- [Short problem] Search the records for "использует" and copy each line that holds it.

- [Extracted records]

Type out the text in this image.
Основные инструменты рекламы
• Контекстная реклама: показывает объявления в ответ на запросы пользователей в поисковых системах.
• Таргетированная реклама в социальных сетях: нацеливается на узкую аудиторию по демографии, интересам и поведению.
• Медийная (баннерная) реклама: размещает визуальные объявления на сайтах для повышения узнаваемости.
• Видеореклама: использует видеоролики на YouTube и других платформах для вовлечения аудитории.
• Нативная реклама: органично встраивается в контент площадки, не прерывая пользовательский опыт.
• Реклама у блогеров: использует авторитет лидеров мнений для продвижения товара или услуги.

- [Solution]
• Видеореклама: использует видеоролики на YouTube и других платформах для вовлечения аудитории.
• Реклама у блогеров: использует авторитет лидеров мнений для продвижения товара или услуги.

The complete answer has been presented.